WRITTEN INSTRUCTION
For this exercise, copy out each line of the material below that includes "race".

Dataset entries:
[START]
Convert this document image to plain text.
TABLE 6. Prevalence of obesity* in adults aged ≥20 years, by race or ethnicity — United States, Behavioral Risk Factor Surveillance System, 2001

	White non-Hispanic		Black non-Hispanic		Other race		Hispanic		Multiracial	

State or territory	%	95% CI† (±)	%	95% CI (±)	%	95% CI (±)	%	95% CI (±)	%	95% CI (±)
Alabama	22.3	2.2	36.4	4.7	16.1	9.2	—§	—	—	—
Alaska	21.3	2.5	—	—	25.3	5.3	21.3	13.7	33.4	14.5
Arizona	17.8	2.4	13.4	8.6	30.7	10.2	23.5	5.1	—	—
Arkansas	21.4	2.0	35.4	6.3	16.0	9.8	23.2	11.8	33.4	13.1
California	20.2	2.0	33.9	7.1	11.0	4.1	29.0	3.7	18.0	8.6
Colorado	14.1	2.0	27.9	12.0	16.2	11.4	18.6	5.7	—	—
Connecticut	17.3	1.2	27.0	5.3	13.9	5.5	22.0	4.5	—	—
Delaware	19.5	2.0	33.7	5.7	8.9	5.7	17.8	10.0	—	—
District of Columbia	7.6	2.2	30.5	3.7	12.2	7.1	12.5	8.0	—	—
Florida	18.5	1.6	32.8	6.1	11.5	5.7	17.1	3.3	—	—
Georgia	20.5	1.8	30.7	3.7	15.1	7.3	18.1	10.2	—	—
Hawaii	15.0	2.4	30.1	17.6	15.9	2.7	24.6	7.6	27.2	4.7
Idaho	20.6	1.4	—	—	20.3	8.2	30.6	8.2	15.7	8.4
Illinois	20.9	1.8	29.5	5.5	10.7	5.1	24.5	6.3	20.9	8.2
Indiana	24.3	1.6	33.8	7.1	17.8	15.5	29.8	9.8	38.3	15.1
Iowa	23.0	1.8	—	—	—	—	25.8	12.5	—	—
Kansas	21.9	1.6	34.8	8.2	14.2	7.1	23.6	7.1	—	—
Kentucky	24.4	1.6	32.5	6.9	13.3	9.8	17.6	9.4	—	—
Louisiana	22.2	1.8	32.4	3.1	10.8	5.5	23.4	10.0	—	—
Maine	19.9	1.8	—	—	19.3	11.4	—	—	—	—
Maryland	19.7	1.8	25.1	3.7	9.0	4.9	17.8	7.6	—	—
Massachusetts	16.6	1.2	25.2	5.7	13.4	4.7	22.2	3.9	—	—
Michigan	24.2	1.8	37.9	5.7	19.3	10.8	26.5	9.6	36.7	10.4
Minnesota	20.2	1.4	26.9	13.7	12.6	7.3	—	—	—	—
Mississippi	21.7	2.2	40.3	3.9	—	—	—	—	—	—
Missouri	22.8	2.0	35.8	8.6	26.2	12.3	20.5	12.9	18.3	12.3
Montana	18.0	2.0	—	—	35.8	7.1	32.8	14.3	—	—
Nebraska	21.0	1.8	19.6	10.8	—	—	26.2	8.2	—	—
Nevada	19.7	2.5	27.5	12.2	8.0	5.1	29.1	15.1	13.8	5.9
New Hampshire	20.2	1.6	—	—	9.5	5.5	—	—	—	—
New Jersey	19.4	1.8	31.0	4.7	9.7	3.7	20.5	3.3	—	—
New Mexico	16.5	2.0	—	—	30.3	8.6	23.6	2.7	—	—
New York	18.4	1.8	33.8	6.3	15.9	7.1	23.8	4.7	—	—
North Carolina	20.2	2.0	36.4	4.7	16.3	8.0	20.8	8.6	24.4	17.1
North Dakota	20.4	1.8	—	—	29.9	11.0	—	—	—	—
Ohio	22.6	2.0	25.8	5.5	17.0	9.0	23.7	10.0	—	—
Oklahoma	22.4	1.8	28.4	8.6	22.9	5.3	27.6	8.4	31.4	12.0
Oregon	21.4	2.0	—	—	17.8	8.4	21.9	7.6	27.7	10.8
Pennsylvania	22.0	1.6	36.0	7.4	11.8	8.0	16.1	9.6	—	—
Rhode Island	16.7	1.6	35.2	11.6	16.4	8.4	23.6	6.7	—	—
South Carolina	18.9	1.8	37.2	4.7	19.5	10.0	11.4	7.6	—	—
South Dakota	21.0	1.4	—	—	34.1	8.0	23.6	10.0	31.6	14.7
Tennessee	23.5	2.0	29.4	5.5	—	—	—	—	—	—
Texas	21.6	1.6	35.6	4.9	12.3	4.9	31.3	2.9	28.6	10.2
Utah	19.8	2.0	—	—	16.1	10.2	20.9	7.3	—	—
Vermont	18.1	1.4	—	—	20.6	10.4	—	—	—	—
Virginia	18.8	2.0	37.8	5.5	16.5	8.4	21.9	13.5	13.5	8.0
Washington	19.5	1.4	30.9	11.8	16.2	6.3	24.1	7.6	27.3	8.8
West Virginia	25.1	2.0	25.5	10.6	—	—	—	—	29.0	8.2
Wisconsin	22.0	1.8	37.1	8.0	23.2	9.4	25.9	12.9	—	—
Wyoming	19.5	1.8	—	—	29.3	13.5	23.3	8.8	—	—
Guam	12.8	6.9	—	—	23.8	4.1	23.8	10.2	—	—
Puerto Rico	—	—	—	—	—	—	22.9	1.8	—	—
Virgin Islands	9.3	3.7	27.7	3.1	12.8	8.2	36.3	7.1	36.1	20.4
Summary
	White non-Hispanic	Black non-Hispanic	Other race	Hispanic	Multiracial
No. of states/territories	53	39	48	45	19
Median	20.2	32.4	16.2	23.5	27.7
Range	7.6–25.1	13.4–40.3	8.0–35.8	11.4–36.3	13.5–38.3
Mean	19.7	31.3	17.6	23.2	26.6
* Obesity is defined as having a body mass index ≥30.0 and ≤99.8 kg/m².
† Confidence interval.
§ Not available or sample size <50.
[END]
CORRECT OUTPUT
TABLE 6. Prevalence of obesity* in adults aged ≥20 years, by race or ethnicity — United States, Behavioral Risk Factor Surveillance System, 2001
	White non-Hispanic		Black non-Hispanic		Other race		Hispanic		Multiracial	
	White non-Hispanic	Black non-Hispanic	Other race	Hispanic	Multiracial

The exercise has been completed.